Your task is to give the listing below back word for word, pictures excluded.

┏━━

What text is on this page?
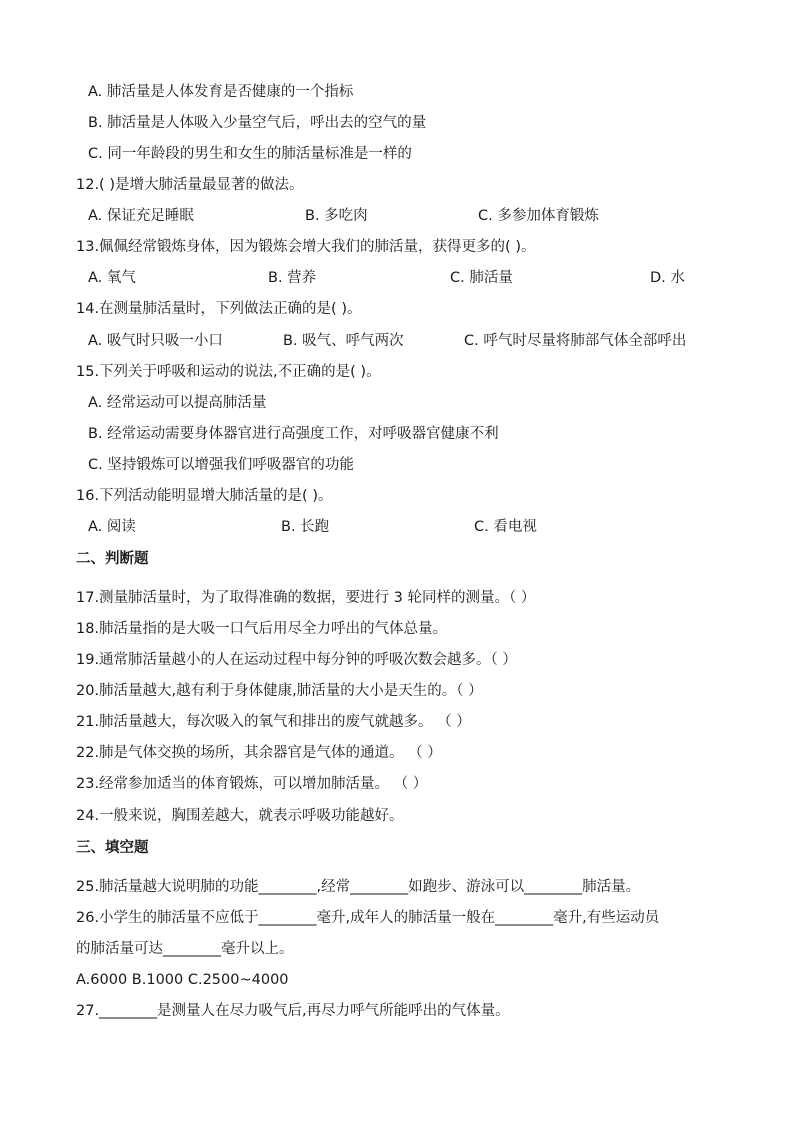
A. 肺活量是人体发育是否健康的一个指标
B. 肺活量是人体吸入少量空气后，呼出去的空气的量
C. 同一年龄段的男生和女生的肺活量标准是一样的
12.( )是增大肺活量最显著的做法。
A. 保证充足睡眠	B. 多吃肉	C. 多参加体育锻炼
13.佩佩经常锻炼身体，因为锻炼会增大我们的肺活量，获得更多的( )。
A. 氧气	B. 营养	C. 肺活量	D. 水
14.在测量肺活量时，下列做法正确的是( )。
A. 吸气时只吸一小口	B. 吸气、呼气两次	C. 呼气时尽量将肺部气体全部呼出
15.下列关于呼吸和运动的说法,不正确的是( )。
A. 经常运动可以提高肺活量
B. 经常运动需要身体器官进行高强度工作，对呼吸器官健康不利
C. 坚持锻炼可以增强我们呼吸器官的功能
16.下列活动能明显增大肺活量的是( )。
A. 阅读	B. 长跑	C. 看电视
二、判断题
17.测量肺活量时，为了取得准确的数据，要进行 3 轮同样的测量。（ ）
18.肺活量指的是大吸一口气后用尽全力呼出的气体总量。
19.通常肺活量越小的人在运动过程中每分钟的呼吸次数会越多。（ ）
20.肺活量越大,越有利于身体健康,肺活量的大小是天生的。（ ）
21.肺活量越大，每次吸入的氧气和排出的废气就越多。 （ ）
22.肺是气体交换的场所，其余器官是气体的通道。 （ ）
23.经常参加适当的体育锻炼，可以增加肺活量。 （ ）
24.一般来说，胸围差越大，就表示呼吸功能越好。
三、填空题
25.肺活量越大说明肺的功能________,经常________如跑步、游泳可以________肺活量。
26.小学生的肺活量不应低于________毫升,成年人的肺活量一般在________毫升,有些运动员
的肺活量可达________毫升以上。
A.6000 B.1000 C.2500~4000
27.________是测量人在尽力吸气后,再尽力呼气所能呼出的气体量。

┗━━

> Task solution
What text is on this page?
A. 肺活量是人体发育是否健康的一个指标
B. 肺活量是人体吸入少量空气后，呼出去的空气的量
C. 同一年龄段的男生和女生的肺活量标准是一样的
12.( )是增大肺活量最显著的做法。
A. 保证充足睡眠	B. 多吃肉	C. 多参加体育锻炼
13.佩佩经常锻炼身体，因为锻炼会增大我们的肺活量，获得更多的( )。
A. 氧气	B. 营养	C. 肺活量	D. 水
14.在测量肺活量时，下列做法正确的是( )。
A. 吸气时只吸一小口	B. 吸气、呼气两次	C. 呼气时尽量将肺部气体全部呼出
15.下列关于呼吸和运动的说法,不正确的是( )。
A. 经常运动可以提高肺活量
B. 经常运动需要身体器官进行高强度工作，对呼吸器官健康不利
C. 坚持锻炼可以增强我们呼吸器官的功能
16.下列活动能明显增大肺活量的是( )。
A. 阅读	B. 长跑	C. 看电视
二、判断题
17.测量肺活量时，为了取得准确的数据，要进行 3 轮同样的测量。（ ）
18.肺活量指的是大吸一口气后用尽全力呼出的气体总量。
19.通常肺活量越小的人在运动过程中每分钟的呼吸次数会越多。（ ）
20.肺活量越大,越有利于身体健康,肺活量的大小是天生的。（ ）
21.肺活量越大，每次吸入的氧气和排出的废气就越多。 （ ）
22.肺是气体交换的场所，其余器官是气体的通道。 （ ）
23.经常参加适当的体育锻炼，可以增加肺活量。 （ ）
24.一般来说，胸围差越大，就表示呼吸功能越好。
三、填空题
25.肺活量越大说明肺的功能________,经常________如跑步、游泳可以________肺活量。
26.小学生的肺活量不应低于________毫升,成年人的肺活量一般在________毫升,有些运动员
的肺活量可达________毫升以上。
A.6000 B.1000 C.2500~4000
27.________是测量人在尽力吸气后,再尽力呼气所能呼出的气体量。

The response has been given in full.